## start Rows

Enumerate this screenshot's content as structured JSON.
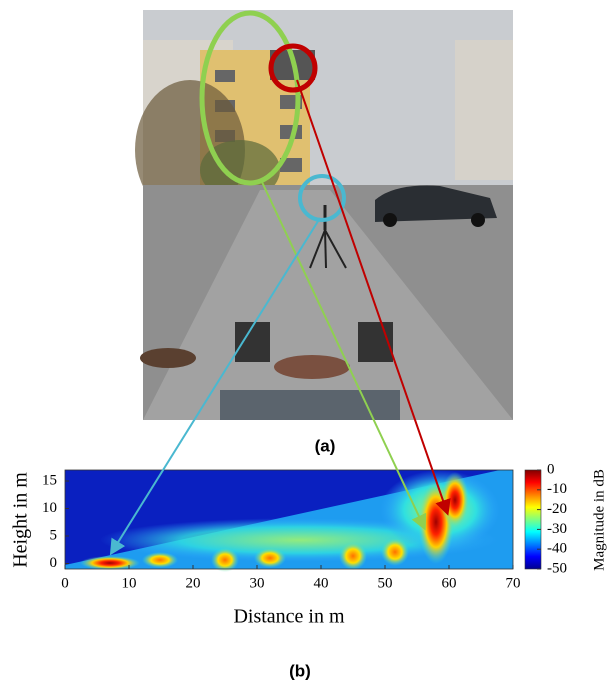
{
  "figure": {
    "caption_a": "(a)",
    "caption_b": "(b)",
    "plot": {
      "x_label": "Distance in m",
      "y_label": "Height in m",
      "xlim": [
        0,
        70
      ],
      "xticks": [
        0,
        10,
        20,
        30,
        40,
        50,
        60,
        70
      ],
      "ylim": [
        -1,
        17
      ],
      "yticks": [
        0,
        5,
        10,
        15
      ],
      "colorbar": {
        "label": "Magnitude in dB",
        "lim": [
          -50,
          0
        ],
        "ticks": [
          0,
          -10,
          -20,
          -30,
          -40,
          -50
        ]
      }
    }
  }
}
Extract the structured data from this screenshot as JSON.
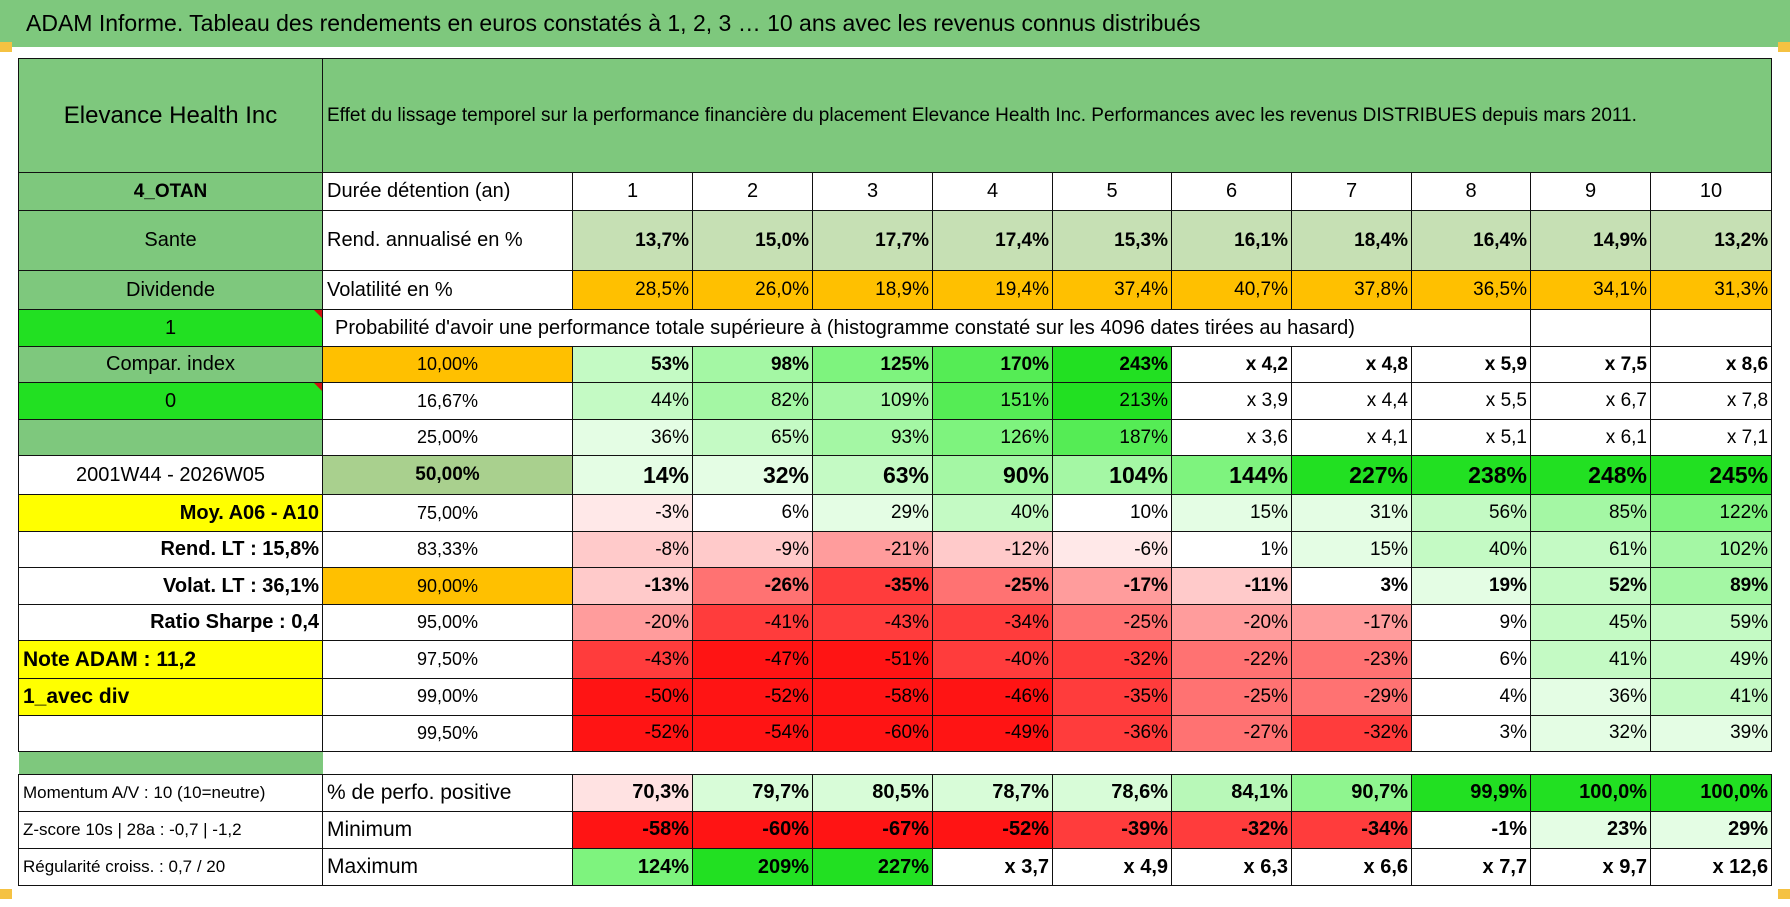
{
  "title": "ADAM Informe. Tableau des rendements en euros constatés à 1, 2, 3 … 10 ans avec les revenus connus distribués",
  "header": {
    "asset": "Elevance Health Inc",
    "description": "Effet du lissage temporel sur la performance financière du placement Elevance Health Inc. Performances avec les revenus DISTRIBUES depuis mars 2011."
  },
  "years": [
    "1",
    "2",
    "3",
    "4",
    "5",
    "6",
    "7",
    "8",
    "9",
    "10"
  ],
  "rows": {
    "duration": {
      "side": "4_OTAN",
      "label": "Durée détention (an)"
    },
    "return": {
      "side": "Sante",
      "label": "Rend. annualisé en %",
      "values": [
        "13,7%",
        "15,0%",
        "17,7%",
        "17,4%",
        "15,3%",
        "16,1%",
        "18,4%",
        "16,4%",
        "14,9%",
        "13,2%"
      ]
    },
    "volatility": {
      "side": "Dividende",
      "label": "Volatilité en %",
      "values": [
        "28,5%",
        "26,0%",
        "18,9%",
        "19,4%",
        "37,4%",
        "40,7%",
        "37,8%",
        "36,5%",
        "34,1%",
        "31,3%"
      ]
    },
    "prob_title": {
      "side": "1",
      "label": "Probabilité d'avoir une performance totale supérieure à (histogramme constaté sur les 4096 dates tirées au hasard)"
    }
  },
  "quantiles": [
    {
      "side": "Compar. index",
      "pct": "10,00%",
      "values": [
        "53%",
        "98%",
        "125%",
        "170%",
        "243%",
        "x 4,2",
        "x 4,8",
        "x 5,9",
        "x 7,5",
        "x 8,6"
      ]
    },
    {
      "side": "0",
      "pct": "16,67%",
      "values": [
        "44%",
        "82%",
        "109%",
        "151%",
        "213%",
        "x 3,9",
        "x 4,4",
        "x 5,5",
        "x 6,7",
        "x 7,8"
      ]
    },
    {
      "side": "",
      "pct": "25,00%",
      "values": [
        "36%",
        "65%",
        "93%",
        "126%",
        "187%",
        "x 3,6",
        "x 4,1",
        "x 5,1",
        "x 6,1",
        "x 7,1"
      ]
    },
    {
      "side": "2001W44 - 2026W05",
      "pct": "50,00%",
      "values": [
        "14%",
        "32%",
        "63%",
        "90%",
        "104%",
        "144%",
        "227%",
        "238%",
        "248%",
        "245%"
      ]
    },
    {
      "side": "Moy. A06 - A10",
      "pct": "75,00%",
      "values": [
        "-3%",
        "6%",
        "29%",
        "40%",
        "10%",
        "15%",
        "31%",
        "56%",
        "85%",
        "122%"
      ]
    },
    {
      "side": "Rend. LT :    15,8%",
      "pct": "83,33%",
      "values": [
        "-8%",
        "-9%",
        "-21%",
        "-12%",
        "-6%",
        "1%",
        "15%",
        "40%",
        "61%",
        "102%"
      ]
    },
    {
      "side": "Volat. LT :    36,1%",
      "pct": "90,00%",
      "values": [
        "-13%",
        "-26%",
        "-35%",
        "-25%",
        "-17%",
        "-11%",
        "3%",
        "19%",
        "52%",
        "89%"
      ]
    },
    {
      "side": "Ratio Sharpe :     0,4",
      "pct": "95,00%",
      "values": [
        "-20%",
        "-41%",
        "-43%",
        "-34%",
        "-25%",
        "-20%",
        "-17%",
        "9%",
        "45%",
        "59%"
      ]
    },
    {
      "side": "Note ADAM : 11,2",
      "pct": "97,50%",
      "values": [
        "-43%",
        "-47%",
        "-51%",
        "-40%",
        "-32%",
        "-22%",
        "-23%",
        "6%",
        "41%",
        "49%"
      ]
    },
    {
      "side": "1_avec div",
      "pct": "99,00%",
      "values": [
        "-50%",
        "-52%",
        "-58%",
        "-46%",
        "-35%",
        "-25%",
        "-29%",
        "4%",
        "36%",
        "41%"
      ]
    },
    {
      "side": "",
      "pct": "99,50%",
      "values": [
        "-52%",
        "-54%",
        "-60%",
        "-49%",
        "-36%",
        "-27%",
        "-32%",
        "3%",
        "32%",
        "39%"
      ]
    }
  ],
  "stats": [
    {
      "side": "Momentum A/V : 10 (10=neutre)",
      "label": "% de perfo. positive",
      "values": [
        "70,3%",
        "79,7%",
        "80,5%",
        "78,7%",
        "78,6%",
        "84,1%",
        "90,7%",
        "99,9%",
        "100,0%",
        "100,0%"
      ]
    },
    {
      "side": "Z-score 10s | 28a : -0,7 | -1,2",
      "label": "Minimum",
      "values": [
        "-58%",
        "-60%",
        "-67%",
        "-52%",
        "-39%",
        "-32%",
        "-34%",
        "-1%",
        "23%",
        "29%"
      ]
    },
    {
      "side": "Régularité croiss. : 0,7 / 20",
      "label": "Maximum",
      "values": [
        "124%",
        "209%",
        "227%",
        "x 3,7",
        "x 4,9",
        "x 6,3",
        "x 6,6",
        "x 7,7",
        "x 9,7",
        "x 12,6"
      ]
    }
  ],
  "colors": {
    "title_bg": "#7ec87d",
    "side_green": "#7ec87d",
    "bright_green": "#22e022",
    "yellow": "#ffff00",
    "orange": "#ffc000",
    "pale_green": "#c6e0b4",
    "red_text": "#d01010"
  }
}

## end Rows
## start Rows

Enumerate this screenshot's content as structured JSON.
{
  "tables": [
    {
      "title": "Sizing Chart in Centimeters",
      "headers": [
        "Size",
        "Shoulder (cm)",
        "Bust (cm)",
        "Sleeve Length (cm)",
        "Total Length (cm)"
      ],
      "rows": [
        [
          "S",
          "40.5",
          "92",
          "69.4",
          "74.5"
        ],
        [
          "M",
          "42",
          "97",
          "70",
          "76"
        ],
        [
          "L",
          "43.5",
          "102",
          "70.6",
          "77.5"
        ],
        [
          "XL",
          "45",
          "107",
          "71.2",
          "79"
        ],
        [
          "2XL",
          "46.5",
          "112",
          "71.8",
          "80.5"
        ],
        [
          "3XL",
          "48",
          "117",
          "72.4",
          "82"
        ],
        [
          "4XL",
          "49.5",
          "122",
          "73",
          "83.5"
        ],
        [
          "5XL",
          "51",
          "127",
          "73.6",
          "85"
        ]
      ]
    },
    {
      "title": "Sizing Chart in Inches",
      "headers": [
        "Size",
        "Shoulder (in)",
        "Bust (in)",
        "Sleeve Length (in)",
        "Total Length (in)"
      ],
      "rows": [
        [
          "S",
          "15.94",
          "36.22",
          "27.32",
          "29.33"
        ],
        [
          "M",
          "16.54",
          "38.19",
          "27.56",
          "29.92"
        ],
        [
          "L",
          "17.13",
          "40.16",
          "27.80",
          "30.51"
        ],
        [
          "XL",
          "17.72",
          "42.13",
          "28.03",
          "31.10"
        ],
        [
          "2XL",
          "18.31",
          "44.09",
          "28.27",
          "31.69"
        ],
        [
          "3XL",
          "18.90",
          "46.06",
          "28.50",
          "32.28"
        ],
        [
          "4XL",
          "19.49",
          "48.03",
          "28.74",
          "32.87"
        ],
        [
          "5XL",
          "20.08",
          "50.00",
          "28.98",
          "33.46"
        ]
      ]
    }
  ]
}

## end Rows

[Given task]
Search the listing for the string "Chart". Copy each line where it turns up.

[Expected answer]
      "title": "Sizing Chart in Centimeters",
      "title": "Sizing Chart in Inches",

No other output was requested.